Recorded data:
━━━
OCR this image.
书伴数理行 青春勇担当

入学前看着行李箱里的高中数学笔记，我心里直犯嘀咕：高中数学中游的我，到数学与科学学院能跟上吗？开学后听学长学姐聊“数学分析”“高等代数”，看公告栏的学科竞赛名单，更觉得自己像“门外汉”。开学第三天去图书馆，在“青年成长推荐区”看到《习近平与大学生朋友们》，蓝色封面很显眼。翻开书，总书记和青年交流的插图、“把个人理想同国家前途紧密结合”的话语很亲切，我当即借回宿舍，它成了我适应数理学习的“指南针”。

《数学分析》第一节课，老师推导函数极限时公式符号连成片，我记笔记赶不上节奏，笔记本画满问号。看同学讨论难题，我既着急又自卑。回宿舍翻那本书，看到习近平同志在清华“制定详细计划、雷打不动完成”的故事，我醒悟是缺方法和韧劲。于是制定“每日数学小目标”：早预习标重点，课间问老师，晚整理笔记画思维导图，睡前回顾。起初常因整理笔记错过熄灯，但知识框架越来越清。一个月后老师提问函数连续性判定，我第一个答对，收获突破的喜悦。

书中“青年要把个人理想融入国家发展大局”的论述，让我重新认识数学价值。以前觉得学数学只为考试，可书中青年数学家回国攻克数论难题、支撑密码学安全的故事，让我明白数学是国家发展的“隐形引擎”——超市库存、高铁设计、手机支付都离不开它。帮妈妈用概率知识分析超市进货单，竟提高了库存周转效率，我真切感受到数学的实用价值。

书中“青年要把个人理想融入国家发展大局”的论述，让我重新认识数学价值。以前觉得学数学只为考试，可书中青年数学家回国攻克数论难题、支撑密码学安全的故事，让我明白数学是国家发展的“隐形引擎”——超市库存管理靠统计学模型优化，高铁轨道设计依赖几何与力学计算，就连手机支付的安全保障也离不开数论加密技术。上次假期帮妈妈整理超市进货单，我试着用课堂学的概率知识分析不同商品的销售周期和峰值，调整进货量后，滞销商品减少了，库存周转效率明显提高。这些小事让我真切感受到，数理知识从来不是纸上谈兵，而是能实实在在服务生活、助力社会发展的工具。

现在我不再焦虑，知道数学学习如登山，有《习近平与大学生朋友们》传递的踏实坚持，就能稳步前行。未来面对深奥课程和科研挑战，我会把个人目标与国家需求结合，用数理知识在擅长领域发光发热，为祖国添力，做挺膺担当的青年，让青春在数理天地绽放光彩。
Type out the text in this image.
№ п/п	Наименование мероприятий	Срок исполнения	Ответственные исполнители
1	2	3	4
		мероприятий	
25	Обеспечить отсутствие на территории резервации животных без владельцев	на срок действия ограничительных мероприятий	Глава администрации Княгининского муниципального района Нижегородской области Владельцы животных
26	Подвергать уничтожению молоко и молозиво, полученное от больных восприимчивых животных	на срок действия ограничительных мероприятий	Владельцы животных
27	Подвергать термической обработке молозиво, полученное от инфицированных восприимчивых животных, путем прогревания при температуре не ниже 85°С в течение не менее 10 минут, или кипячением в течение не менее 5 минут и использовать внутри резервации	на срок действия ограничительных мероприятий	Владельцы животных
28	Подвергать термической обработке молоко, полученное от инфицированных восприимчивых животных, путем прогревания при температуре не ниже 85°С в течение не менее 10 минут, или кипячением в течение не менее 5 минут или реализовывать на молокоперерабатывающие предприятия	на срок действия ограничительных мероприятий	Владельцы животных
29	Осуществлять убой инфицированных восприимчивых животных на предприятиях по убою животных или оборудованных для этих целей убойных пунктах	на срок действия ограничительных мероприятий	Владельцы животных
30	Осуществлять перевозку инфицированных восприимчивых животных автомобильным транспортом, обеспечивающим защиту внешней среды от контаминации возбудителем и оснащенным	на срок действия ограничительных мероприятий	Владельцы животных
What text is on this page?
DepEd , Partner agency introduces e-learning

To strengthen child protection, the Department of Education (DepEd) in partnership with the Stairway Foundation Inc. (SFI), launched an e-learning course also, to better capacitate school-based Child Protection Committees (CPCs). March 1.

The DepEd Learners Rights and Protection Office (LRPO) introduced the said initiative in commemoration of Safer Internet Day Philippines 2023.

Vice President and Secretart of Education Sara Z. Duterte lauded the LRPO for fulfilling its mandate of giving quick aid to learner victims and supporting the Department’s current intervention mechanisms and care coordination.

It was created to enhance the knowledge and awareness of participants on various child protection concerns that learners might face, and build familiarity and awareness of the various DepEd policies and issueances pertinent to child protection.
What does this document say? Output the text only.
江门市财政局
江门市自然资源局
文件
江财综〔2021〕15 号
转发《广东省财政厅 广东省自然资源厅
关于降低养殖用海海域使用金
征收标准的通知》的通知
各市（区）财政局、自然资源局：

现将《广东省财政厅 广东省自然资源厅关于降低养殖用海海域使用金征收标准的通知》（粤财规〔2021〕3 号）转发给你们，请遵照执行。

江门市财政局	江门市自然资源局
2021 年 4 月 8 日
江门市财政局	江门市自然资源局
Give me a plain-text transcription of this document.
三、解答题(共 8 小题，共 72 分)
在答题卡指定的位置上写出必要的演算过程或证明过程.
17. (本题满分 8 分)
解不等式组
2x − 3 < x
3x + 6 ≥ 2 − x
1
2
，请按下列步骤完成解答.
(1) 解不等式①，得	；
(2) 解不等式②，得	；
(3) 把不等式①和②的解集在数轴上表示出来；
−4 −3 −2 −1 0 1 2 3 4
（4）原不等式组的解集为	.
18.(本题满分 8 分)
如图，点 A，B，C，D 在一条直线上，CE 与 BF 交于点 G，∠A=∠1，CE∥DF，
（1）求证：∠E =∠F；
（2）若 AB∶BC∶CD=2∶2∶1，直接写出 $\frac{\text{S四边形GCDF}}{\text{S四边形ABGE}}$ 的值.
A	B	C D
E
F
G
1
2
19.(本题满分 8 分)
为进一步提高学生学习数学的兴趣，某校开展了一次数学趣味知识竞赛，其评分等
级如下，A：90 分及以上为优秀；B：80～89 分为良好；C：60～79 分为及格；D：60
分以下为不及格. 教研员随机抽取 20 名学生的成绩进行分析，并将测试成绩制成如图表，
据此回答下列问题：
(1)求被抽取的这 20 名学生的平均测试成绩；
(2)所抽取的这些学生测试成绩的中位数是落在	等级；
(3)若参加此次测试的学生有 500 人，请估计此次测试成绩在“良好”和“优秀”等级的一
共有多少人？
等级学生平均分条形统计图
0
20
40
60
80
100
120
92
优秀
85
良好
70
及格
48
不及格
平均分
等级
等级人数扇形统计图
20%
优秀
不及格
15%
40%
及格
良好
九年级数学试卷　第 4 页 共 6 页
━━━
## What is asked
Can you reproduce all the material exactly?

## Answer
OCR this image.
书伴数理行 青春勇担当

入学前看着行李箱里的高中数学笔记，我心里直犯嘀咕：高中数学中游的我，到数学与科学学院能跟上吗？开学后听学长学姐聊“数学分析”“高等代数”，看公告栏的学科竞赛名单，更觉得自己像“门外汉”。开学第三天去图书馆，在“青年成长推荐区”看到《习近平与大学生朋友们》，蓝色封面很显眼。翻开书，总书记和青年交流的插图、“把个人理想同国家前途紧密结合”的话语很亲切，我当即借回宿舍，它成了我适应数理学习的“指南针”。

《数学分析》第一节课，老师推导函数极限时公式符号连成片，我记笔记赶不上节奏，笔记本画满问号。看同学讨论难题，我既着急又自卑。回宿舍翻那本书，看到习近平同志在清华“制定详细计划、雷打不动完成”的故事，我醒悟是缺方法和韧劲。于是制定“每日数学小目标”：早预习标重点，课间问老师，晚整理笔记画思维导图，睡前回顾。起初常因整理笔记错过熄灯，但知识框架越来越清。一个月后老师提问函数连续性判定，我第一个答对，收获突破的喜悦。

书中“青年要把个人理想融入国家发展大局”的论述，让我重新认识数学价值。以前觉得学数学只为考试，可书中青年数学家回国攻克数论难题、支撑密码学安全的故事，让我明白数学是国家发展的“隐形引擎”——超市库存、高铁设计、手机支付都离不开它。帮妈妈用概率知识分析超市进货单，竟提高了库存周转效率，我真切感受到数学的实用价值。

书中“青年要把个人理想融入国家发展大局”的论述，让我重新认识数学价值。以前觉得学数学只为考试，可书中青年数学家回国攻克数论难题、支撑密码学安全的故事，让我明白数学是国家发展的“隐形引擎”——超市库存管理靠统计学模型优化，高铁轨道设计依赖几何与力学计算，就连手机支付的安全保障也离不开数论加密技术。上次假期帮妈妈整理超市进货单，我试着用课堂学的概率知识分析不同商品的销售周期和峰值，调整进货量后，滞销商品减少了，库存周转效率明显提高。这些小事让我真切感受到，数理知识从来不是纸上谈兵，而是能实实在在服务生活、助力社会发展的工具。

现在我不再焦虑，知道数学学习如登山，有《习近平与大学生朋友们》传递的踏实坚持，就能稳步前行。未来面对深奥课程和科研挑战，我会把个人目标与国家需求结合，用数理知识在擅长领域发光发热，为祖国添力，做挺膺担当的青年，让青春在数理天地绽放光彩。
Type out the text in this image.
№ п/п	Наименование мероприятий	Срок исполнения	Ответственные исполнители
1	2	3	4
		мероприятий	
25	Обеспечить отсутствие на территории резервации животных без владельцев	на срок действия ограничительных мероприятий	Глава администрации Княгининского муниципального района Нижегородской области Владельцы животных
26	Подвергать уничтожению молоко и молозиво, полученное от больных восприимчивых животных	на срок действия ограничительных мероприятий	Владельцы животных
27	Подвергать термической обработке молозиво, полученное от инфицированных восприимчивых животных, путем прогревания при температуре не ниже 85°С в течение не менее 10 минут, или кипячением в течение не менее 5 минут и использовать внутри резервации	на срок действия ограничительных мероприятий	Владельцы животных
28	Подвергать термической обработке молоко, полученное от инфицированных восприимчивых животных, путем прогревания при температуре не ниже 85°С в течение не менее 10 минут, или кипячением в течение не менее 5 минут или реализовывать на молокоперерабатывающие предприятия	на срок действия ограничительных мероприятий	Владельцы животных
29	Осуществлять убой инфицированных восприимчивых животных на предприятиях по убою животных или оборудованных для этих целей убойных пунктах	на срок действия ограничительных мероприятий	Владельцы животных
30	Осуществлять перевозку инфицированных восприимчивых животных автомобильным транспортом, обеспечивающим защиту внешней среды от контаминации возбудителем и оснащенным	на срок действия ограничительных мероприятий	Владельцы животных
What text is on this page?
DepEd , Partner agency introduces e-learning

To strengthen child protection, the Department of Education (DepEd) in partnership with the Stairway Foundation Inc. (SFI), launched an e-learning course also, to better capacitate school-based Child Protection Committees (CPCs). March 1.

The DepEd Learners Rights and Protection Office (LRPO) introduced the said initiative in commemoration of Safer Internet Day Philippines 2023.

Vice President and Secretart of Education Sara Z. Duterte lauded the LRPO for fulfilling its mandate of giving quick aid to learner victims and supporting the Department’s current intervention mechanisms and care coordination.

It was created to enhance the knowledge and awareness of participants on various child protection concerns that learners might face, and build familiarity and awareness of the various DepEd policies and issueances pertinent to child protection.
What does this document say? Output the text only.
江门市财政局
江门市自然资源局
文件
江财综〔2021〕15 号
转发《广东省财政厅 广东省自然资源厅
关于降低养殖用海海域使用金
征收标准的通知》的通知
各市（区）财政局、自然资源局：

现将《广东省财政厅 广东省自然资源厅关于降低养殖用海海域使用金征收标准的通知》（粤财规〔2021〕3 号）转发给你们，请遵照执行。

江门市财政局	江门市自然资源局
2021 年 4 月 8 日
江门市财政局	江门市自然资源局
Give me a plain-text transcription of this document.
三、解答题(共 8 小题，共 72 分)
在答题卡指定的位置上写出必要的演算过程或证明过程.
17. (本题满分 8 分)
解不等式组
2x − 3 < x
3x + 6 ≥ 2 − x
1
2
，请按下列步骤完成解答.
(1) 解不等式①，得	；
(2) 解不等式②，得	；
(3) 把不等式①和②的解集在数轴上表示出来；
−4 −3 −2 −1 0 1 2 3 4
（4）原不等式组的解集为	.
18.(本题满分 8 分)
如图，点 A，B，C，D 在一条直线上，CE 与 BF 交于点 G，∠A=∠1，CE∥DF，
（1）求证：∠E =∠F；
（2）若 AB∶BC∶CD=2∶2∶1，直接写出 $\frac{\text{S四边形GCDF}}{\text{S四边形ABGE}}$ 的值.
A	B	C D
E
F
G
1
2
19.(本题满分 8 分)
为进一步提高学生学习数学的兴趣，某校开展了一次数学趣味知识竞赛，其评分等
级如下，A：90 分及以上为优秀；B：80～89 分为良好；C：60～79 分为及格；D：60
分以下为不及格. 教研员随机抽取 20 名学生的成绩进行分析，并将测试成绩制成如图表，
据此回答下列问题：
(1)求被抽取的这 20 名学生的平均测试成绩；
(2)所抽取的这些学生测试成绩的中位数是落在	等级；
(3)若参加此次测试的学生有 500 人，请估计此次测试成绩在“良好”和“优秀”等级的一
共有多少人？
等级学生平均分条形统计图
0
20
40
60
80
100
120
92
优秀
85
良好
70
及格
48
不及格
平均分
等级
等级人数扇形统计图
20%
优秀
不及格
15%
40%
及格
良好
九年级数学试卷　第 4 页 共 6 页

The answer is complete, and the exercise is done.